SET TASK: Repeat the entries below exactly, every line in order.

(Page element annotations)
○ ○ ○
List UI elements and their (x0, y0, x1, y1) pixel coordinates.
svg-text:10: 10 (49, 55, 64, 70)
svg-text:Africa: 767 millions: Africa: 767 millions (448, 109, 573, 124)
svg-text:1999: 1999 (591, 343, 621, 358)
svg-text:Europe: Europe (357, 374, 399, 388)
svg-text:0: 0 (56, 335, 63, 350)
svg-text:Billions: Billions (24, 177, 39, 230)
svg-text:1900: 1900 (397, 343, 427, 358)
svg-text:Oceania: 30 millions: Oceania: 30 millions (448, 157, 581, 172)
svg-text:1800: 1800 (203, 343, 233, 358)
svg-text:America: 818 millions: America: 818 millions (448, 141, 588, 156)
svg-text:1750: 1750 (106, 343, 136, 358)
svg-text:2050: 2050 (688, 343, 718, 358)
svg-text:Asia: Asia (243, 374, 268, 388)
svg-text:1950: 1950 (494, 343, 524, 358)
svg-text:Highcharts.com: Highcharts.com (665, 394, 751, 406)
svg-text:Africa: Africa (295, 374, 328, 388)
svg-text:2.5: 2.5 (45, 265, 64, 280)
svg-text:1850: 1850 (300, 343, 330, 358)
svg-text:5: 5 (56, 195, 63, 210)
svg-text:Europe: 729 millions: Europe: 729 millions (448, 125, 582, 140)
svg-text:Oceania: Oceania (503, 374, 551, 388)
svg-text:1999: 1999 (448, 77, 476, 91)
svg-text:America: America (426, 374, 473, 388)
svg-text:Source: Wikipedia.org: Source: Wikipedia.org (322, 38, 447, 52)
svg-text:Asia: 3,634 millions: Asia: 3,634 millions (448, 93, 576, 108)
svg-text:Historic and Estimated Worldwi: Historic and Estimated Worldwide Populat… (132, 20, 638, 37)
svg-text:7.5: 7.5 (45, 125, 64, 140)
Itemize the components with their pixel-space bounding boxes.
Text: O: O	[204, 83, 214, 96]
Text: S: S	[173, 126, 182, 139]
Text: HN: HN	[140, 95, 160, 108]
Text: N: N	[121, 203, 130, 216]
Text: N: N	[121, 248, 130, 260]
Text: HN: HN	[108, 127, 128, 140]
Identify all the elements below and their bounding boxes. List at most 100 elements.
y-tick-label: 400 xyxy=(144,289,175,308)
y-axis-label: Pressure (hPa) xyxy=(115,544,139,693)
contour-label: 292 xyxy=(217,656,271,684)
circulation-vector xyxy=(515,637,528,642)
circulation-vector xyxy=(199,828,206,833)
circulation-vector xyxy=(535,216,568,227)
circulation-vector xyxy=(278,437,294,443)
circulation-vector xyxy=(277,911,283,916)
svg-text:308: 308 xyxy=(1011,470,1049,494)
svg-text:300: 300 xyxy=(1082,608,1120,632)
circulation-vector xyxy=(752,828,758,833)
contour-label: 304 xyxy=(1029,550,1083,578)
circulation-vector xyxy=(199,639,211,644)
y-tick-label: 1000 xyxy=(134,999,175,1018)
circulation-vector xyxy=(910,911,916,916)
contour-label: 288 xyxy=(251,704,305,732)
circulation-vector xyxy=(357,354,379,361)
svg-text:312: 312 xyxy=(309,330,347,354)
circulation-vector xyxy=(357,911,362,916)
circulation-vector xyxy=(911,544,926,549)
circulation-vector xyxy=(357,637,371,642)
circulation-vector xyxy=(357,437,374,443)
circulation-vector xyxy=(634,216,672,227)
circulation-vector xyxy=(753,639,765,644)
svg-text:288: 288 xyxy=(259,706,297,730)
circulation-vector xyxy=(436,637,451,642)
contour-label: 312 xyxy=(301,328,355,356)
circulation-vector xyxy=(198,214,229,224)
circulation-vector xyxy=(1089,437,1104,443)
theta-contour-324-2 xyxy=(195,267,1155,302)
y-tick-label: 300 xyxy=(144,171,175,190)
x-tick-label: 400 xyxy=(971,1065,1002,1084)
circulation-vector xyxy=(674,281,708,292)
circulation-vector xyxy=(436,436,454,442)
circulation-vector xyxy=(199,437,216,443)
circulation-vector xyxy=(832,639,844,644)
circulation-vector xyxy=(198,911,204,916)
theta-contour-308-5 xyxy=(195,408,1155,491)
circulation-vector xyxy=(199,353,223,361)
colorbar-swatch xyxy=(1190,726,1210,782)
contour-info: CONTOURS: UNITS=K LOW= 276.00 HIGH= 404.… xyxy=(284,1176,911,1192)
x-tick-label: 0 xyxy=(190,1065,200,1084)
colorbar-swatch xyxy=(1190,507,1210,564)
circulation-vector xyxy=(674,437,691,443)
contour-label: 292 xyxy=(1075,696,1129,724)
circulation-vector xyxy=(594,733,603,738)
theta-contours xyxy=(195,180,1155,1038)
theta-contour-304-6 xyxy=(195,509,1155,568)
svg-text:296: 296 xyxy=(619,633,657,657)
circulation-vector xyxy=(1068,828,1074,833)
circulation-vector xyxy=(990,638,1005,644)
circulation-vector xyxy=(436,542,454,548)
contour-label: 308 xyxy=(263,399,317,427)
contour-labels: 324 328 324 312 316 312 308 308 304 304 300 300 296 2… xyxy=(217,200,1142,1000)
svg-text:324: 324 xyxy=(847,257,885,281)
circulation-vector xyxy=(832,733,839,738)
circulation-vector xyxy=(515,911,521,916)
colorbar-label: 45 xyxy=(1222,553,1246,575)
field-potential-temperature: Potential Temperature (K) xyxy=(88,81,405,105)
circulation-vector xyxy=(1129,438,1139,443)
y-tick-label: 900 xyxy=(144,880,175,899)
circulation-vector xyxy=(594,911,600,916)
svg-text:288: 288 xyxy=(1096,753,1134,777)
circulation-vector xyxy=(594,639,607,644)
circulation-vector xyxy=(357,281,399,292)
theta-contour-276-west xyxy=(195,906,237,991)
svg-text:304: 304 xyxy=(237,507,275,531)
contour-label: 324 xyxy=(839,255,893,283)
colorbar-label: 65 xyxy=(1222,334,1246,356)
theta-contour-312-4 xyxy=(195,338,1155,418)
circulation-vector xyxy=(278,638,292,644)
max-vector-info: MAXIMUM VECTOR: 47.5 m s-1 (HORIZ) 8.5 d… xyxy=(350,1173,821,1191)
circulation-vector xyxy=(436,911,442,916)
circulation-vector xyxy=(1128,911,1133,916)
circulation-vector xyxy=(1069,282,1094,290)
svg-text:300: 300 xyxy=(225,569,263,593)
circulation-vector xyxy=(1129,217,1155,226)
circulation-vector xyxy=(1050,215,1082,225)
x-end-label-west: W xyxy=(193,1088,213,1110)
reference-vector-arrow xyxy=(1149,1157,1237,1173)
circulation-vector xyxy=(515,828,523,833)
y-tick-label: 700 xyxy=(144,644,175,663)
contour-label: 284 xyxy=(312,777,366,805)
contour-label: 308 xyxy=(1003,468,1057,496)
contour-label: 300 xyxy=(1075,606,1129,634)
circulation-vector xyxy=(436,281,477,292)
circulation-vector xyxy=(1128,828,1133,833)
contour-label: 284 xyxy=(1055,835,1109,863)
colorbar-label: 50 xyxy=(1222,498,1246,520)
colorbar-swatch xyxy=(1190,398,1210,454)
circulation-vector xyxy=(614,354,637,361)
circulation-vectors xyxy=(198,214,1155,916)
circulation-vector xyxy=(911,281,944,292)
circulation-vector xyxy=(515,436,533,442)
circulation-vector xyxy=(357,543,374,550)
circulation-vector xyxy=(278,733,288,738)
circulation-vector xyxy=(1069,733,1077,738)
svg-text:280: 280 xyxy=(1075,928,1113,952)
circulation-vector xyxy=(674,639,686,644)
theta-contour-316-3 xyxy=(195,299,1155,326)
○ ○ ○
SOLUTION TO THIS EXERCISE:
List UI elements and their (x0, y0, x1, y1) pixel coordinates.
svg-text:10: 10 (49, 55, 64, 70)
svg-text:Africa: 767 millions: Africa: 767 millions (448, 109, 573, 124)
svg-text:1999: 1999 (591, 343, 621, 358)
svg-text:Europe: Europe (357, 374, 399, 388)
svg-text:0: 0 (56, 335, 63, 350)
svg-text:Billions: Billions (24, 177, 39, 230)
svg-text:1900: 1900 (397, 343, 427, 358)
svg-text:Oceania: 30 millions: Oceania: 30 millions (448, 157, 581, 172)
svg-text:1800: 1800 (203, 343, 233, 358)
svg-text:America: 818 millions: America: 818 millions (448, 141, 588, 156)
svg-text:1750: 1750 (106, 343, 136, 358)
svg-text:2050: 2050 (688, 343, 718, 358)
svg-text:Asia: Asia (243, 374, 268, 388)
svg-text:1950: 1950 (494, 343, 524, 358)
svg-text:Highcharts.com: Highcharts.com (665, 394, 751, 406)
svg-text:Africa: Africa (295, 374, 328, 388)
svg-text:2.5: 2.5 (45, 265, 64, 280)
svg-text:1850: 1850 (300, 343, 330, 358)
svg-text:5: 5 (56, 195, 63, 210)
svg-text:Europe: 729 millions: Europe: 729 millions (448, 125, 582, 140)
svg-text:Oceania: Oceania (503, 374, 551, 388)
svg-text:1999: 1999 (448, 77, 476, 91)
svg-text:America: America (426, 374, 473, 388)
svg-text:Source: Wikipedia.org: Source: Wikipedia.org (322, 38, 447, 52)
svg-text:Asia: 3,634 millions: Asia: 3,634 millions (448, 93, 576, 108)
svg-text:Historic and Estimated Worldwi: Historic and Estimated Worldwide Populat… (132, 20, 638, 37)
svg-text:7.5: 7.5 (45, 125, 64, 140)
Itemize the components with their pixel-space bounding boxes.
Text: O: O	[204, 83, 214, 96]
Text: S: S	[173, 126, 182, 139]
Text: HN: HN	[140, 95, 160, 108]
Text: N: N	[121, 203, 130, 216]
Text: N: N	[121, 248, 130, 260]
Text: HN: HN	[108, 127, 128, 140]
Identify all the elements below and their bounding boxes. List at most 100 elements.
y-tick-label: 400 xyxy=(144,289,175,308)
y-axis-label: Pressure (hPa) xyxy=(115,544,139,693)
contour-label: 292 xyxy=(217,656,271,684)
circulation-vector xyxy=(515,637,528,642)
circulation-vector xyxy=(199,828,206,833)
circulation-vector xyxy=(535,216,568,227)
circulation-vector xyxy=(278,437,294,443)
circulation-vector xyxy=(277,911,283,916)
svg-text:308: 308 xyxy=(1011,470,1049,494)
svg-text:300: 300 xyxy=(1082,608,1120,632)
circulation-vector xyxy=(752,828,758,833)
contour-label: 304 xyxy=(1029,550,1083,578)
circulation-vector xyxy=(199,639,211,644)
y-tick-label: 1000 xyxy=(134,999,175,1018)
circulation-vector xyxy=(910,911,916,916)
contour-label: 288 xyxy=(251,704,305,732)
circulation-vector xyxy=(357,354,379,361)
svg-text:312: 312 xyxy=(309,330,347,354)
circulation-vector xyxy=(357,911,362,916)
circulation-vector xyxy=(911,544,926,549)
circulation-vector xyxy=(357,637,371,642)
circulation-vector xyxy=(357,437,374,443)
circulation-vector xyxy=(634,216,672,227)
circulation-vector xyxy=(753,639,765,644)
svg-text:288: 288 xyxy=(259,706,297,730)
circulation-vector xyxy=(436,637,451,642)
contour-label: 312 xyxy=(301,328,355,356)
circulation-vector xyxy=(198,214,229,224)
circulation-vector xyxy=(1089,437,1104,443)
theta-contour-324-2 xyxy=(195,267,1155,302)
y-tick-label: 300 xyxy=(144,171,175,190)
x-tick-label: 400 xyxy=(971,1065,1002,1084)
circulation-vector xyxy=(674,281,708,292)
circulation-vector xyxy=(436,436,454,442)
circulation-vector xyxy=(199,437,216,443)
circulation-vector xyxy=(832,639,844,644)
circulation-vector xyxy=(198,911,204,916)
theta-contour-308-5 xyxy=(195,408,1155,491)
circulation-vector xyxy=(199,353,223,361)
colorbar-swatch xyxy=(1190,726,1210,782)
contour-info: CONTOURS: UNITS=K LOW= 276.00 HIGH= 404.… xyxy=(284,1176,911,1192)
x-tick-label: 0 xyxy=(190,1065,200,1084)
colorbar-swatch xyxy=(1190,507,1210,564)
circulation-vector xyxy=(674,437,691,443)
contour-label: 292 xyxy=(1075,696,1129,724)
circulation-vector xyxy=(594,733,603,738)
theta-contours xyxy=(195,180,1155,1038)
theta-contour-304-6 xyxy=(195,509,1155,568)
svg-text:296: 296 xyxy=(619,633,657,657)
circulation-vector xyxy=(1068,828,1074,833)
circulation-vector xyxy=(990,638,1005,644)
circulation-vector xyxy=(436,542,454,548)
contour-label: 308 xyxy=(263,399,317,427)
contour-labels: 324 328 324 312 316 312 308 308 304 304 300 300 296 2… xyxy=(217,200,1142,1000)
svg-text:324: 324 xyxy=(847,257,885,281)
circulation-vector xyxy=(832,733,839,738)
circulation-vector xyxy=(515,911,521,916)
colorbar-label: 45 xyxy=(1222,553,1246,575)
field-potential-temperature: Potential Temperature (K) xyxy=(88,81,405,105)
circulation-vector xyxy=(1129,438,1139,443)
y-tick-label: 900 xyxy=(144,880,175,899)
circulation-vector xyxy=(594,911,600,916)
svg-text:288: 288 xyxy=(1096,753,1134,777)
circulation-vector xyxy=(594,639,607,644)
circulation-vector xyxy=(357,281,399,292)
theta-contour-276-west xyxy=(195,906,237,991)
svg-text:304: 304 xyxy=(237,507,275,531)
contour-label: 324 xyxy=(839,255,893,283)
colorbar-label: 65 xyxy=(1222,334,1246,356)
theta-contour-312-4 xyxy=(195,338,1155,418)
circulation-vector xyxy=(278,638,292,644)
max-vector-info: MAXIMUM VECTOR: 47.5 m s-1 (HORIZ) 8.5 d… xyxy=(350,1173,821,1191)
circulation-vector xyxy=(436,911,442,916)
circulation-vector xyxy=(1128,911,1133,916)
circulation-vector xyxy=(1069,282,1094,290)
svg-text:300: 300 xyxy=(225,569,263,593)
circulation-vector xyxy=(1129,217,1155,226)
circulation-vector xyxy=(1050,215,1082,225)
x-end-label-west: W xyxy=(193,1088,213,1110)
reference-vector-arrow xyxy=(1149,1157,1237,1173)
circulation-vector xyxy=(515,828,523,833)
y-tick-label: 700 xyxy=(144,644,175,663)
contour-label: 284 xyxy=(312,777,366,805)
contour-label: 308 xyxy=(1003,468,1057,496)
contour-label: 300 xyxy=(1075,606,1129,634)
circulation-vector xyxy=(436,281,477,292)
circulation-vector xyxy=(1128,828,1133,833)
contour-label: 284 xyxy=(1055,835,1109,863)
colorbar-label: 50 xyxy=(1222,498,1246,520)
colorbar-swatch xyxy=(1190,398,1210,454)
circulation-vector xyxy=(614,354,637,361)
circulation-vectors xyxy=(198,214,1155,916)
circulation-vector xyxy=(911,281,944,292)
circulation-vector xyxy=(515,436,533,442)
circulation-vector xyxy=(357,543,374,550)
circulation-vector xyxy=(278,733,288,738)
circulation-vector xyxy=(1069,733,1077,738)
svg-text:280: 280 xyxy=(1075,928,1113,952)
circulation-vector xyxy=(674,639,686,644)
theta-contour-316-3 xyxy=(195,299,1155,326)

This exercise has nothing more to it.